PROBLEM STATEMENT: Would you write out the listing verbatim and skip every picture in it?

INFORMATION SUPPLIED:
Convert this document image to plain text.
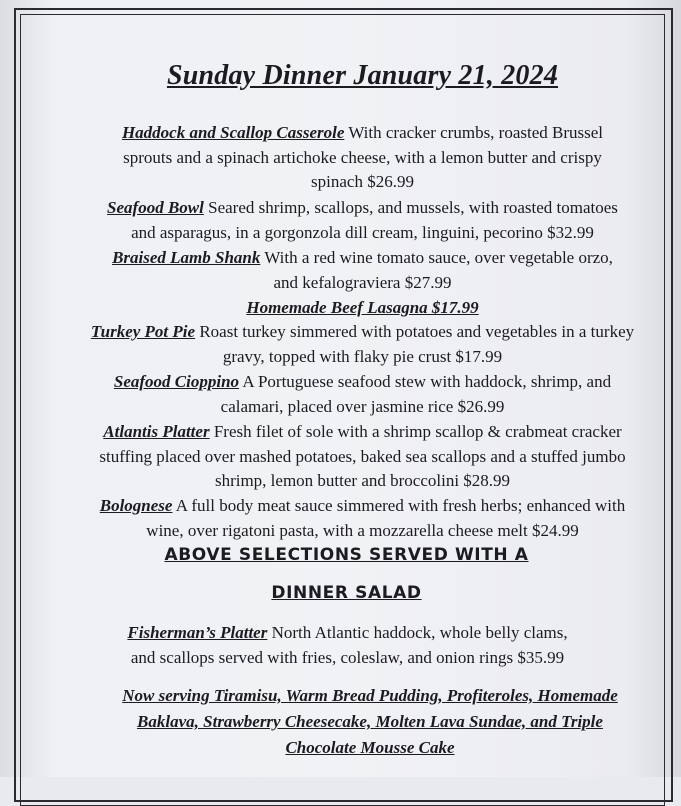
Sunday Dinner January 21, 2024
Haddock and Scallop Casserole With cracker crumbs, roasted Brussel
sprouts and a spinach artichoke cheese, with a lemon butter and crispy
spinach $26.99
Seafood Bowl Seared shrimp, scallops, and mussels, with roasted tomatoes
and asparagus, in a gorgonzola dill cream, linguini, pecorino $32.99
Braised Lamb Shank With a red wine tomato sauce, over vegetable orzo,
and kefalograviera $27.99
Homemade Beef Lasagna $17.99
Turkey Pot Pie Roast turkey simmered with potatoes and vegetables in a turkey
gravy, topped with flaky pie crust $17.99
Seafood Cioppino A Portuguese seafood stew with haddock, shrimp, and
calamari, placed over jasmine rice $26.99
Atlantis Platter Fresh filet of sole with a shrimp scallop & crabmeat cracker
stuffing placed over mashed potatoes, baked sea scallops and a stuffed jumbo
shrimp, lemon butter and broccolini $28.99
Bolognese A full body meat sauce simmered with fresh herbs; enhanced with
wine, over rigatoni pasta, with a mozzarella cheese melt $24.99
ABOVE SELECTIONS SERVED WITH A
DINNER SALAD
Fisherman’s Platter North Atlantic haddock, whole belly clams,
and scallops served with fries, coleslaw, and onion rings $35.99
Now serving Tiramisu, Warm Bread Pudding, Profiteroles, Homemade
Baklava, Strawberry Cheesecake, Molten Lava Sundae, and Triple
Chocolate Mousse Cake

THE RESPONSE:
Convert this document image to plain text.
Sunday Dinner January 21, 2024
Haddock and Scallop Casserole With cracker crumbs, roasted Brussel
sprouts and a spinach artichoke cheese, with a lemon butter and crispy
spinach $26.99
Seafood Bowl Seared shrimp, scallops, and mussels, with roasted tomatoes
and asparagus, in a gorgonzola dill cream, linguini, pecorino $32.99
Braised Lamb Shank With a red wine tomato sauce, over vegetable orzo,
and kefalograviera $27.99
Homemade Beef Lasagna $17.99
Turkey Pot Pie Roast turkey simmered with potatoes and vegetables in a turkey
gravy, topped with flaky pie crust $17.99
Seafood Cioppino A Portuguese seafood stew with haddock, shrimp, and
calamari, placed over jasmine rice $26.99
Atlantis Platter Fresh filet of sole with a shrimp scallop & crabmeat cracker
stuffing placed over mashed potatoes, baked sea scallops and a stuffed jumbo
shrimp, lemon butter and broccolini $28.99
Bolognese A full body meat sauce simmered with fresh herbs; enhanced with
wine, over rigatoni pasta, with a mozzarella cheese melt $24.99
ABOVE SELECTIONS SERVED WITH A
DINNER SALAD
Fisherman’s Platter North Atlantic haddock, whole belly clams,
and scallops served with fries, coleslaw, and onion rings $35.99
Now serving Tiramisu, Warm Bread Pudding, Profiteroles, Homemade
Baklava, Strawberry Cheesecake, Molten Lava Sundae, and Triple
Chocolate Mousse Cake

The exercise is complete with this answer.